Stored data:
* * *
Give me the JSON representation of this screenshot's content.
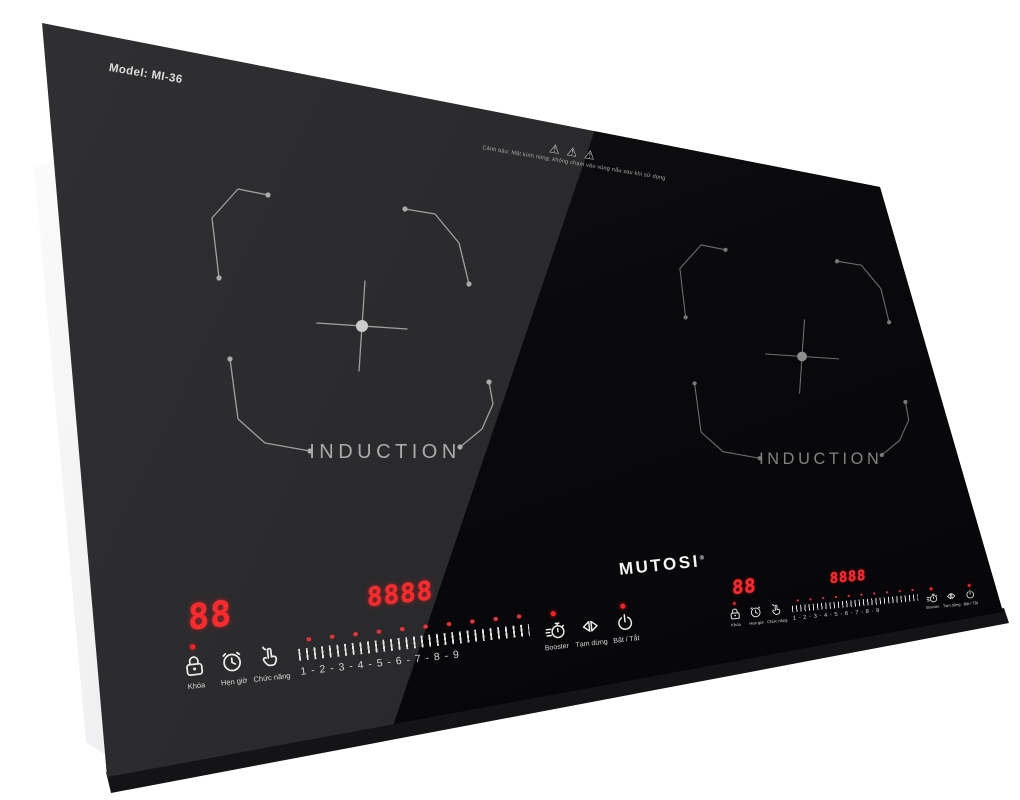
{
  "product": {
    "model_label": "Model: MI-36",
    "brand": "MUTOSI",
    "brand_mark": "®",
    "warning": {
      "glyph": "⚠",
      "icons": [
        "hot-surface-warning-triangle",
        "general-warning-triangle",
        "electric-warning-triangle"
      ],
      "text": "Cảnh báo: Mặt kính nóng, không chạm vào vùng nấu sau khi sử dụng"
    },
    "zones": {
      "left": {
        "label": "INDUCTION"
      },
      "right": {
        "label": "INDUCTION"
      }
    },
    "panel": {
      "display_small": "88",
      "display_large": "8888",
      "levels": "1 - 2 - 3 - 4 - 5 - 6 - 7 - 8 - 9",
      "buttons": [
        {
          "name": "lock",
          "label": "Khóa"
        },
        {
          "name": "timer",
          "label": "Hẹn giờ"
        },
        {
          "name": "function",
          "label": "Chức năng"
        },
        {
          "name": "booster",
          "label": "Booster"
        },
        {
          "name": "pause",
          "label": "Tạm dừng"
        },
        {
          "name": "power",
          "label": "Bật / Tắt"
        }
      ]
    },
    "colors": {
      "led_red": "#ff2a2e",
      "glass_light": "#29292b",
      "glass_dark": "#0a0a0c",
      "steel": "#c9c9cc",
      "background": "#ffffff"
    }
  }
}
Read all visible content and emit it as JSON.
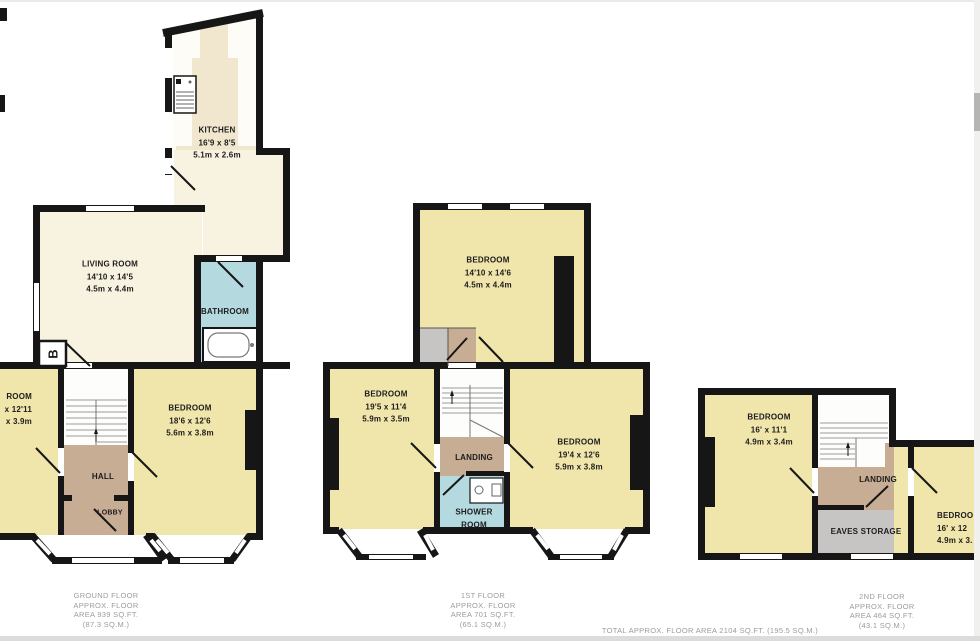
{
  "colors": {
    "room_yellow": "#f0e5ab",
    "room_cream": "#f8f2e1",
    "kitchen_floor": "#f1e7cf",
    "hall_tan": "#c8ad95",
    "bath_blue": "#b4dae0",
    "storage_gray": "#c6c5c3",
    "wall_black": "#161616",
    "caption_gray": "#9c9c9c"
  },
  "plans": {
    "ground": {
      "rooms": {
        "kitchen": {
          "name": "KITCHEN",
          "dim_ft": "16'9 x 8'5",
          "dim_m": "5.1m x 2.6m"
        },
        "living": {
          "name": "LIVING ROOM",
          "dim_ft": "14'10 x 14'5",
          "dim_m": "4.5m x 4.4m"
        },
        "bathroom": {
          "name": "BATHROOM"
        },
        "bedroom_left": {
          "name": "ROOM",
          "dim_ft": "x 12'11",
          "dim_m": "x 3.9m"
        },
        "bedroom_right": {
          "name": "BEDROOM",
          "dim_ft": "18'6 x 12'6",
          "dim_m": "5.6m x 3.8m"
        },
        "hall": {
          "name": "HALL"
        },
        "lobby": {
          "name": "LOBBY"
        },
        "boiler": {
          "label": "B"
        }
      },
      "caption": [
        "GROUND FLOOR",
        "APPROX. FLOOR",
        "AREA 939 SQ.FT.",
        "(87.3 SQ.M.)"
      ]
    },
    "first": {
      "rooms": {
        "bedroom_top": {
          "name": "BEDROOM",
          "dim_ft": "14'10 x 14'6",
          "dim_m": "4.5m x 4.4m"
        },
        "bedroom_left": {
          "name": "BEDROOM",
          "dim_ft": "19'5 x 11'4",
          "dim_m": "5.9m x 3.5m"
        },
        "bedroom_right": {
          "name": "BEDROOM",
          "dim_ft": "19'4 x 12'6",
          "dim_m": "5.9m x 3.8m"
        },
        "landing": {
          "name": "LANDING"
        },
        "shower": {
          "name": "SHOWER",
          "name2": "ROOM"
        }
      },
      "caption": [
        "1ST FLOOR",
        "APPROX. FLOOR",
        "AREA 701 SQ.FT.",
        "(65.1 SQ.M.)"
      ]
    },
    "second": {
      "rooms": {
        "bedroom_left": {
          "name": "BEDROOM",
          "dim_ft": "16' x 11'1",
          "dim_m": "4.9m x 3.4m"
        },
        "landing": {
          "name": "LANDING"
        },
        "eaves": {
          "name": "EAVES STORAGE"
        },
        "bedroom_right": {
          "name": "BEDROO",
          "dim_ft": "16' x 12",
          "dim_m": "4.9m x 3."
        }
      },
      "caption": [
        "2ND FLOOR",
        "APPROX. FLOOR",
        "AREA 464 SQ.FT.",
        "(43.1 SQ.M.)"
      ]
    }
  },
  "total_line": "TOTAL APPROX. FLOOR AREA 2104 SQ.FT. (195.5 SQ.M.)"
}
* * *
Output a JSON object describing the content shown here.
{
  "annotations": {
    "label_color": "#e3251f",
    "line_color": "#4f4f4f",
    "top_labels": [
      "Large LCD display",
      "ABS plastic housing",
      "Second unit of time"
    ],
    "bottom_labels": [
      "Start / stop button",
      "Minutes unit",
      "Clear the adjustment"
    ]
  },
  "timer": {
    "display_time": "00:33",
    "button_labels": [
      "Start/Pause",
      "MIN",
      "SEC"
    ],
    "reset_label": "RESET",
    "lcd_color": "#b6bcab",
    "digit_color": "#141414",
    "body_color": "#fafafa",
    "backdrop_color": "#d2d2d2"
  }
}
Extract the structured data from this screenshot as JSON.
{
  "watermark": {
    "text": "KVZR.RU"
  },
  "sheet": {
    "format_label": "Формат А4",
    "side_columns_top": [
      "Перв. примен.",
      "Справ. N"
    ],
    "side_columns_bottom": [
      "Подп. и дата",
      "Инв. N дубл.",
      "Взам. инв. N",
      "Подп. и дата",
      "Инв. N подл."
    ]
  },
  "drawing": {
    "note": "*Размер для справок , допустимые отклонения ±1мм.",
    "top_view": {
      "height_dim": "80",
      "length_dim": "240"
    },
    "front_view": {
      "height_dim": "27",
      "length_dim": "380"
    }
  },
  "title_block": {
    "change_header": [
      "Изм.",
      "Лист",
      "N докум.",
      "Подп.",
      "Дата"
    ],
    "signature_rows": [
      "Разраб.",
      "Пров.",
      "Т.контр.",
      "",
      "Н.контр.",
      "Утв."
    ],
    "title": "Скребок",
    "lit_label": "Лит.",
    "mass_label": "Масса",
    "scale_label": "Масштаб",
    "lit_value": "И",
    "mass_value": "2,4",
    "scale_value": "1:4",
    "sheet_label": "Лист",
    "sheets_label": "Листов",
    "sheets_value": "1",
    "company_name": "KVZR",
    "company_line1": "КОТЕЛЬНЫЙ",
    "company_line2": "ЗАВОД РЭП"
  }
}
* * *
BRIEF: Report each line in the preceding entries that holds the string "content".

REPLY:
Give me the JSON representation of this screenshot's content.
Read all visible content and emit it as JSON.
Output a JSON object describing the content shown here.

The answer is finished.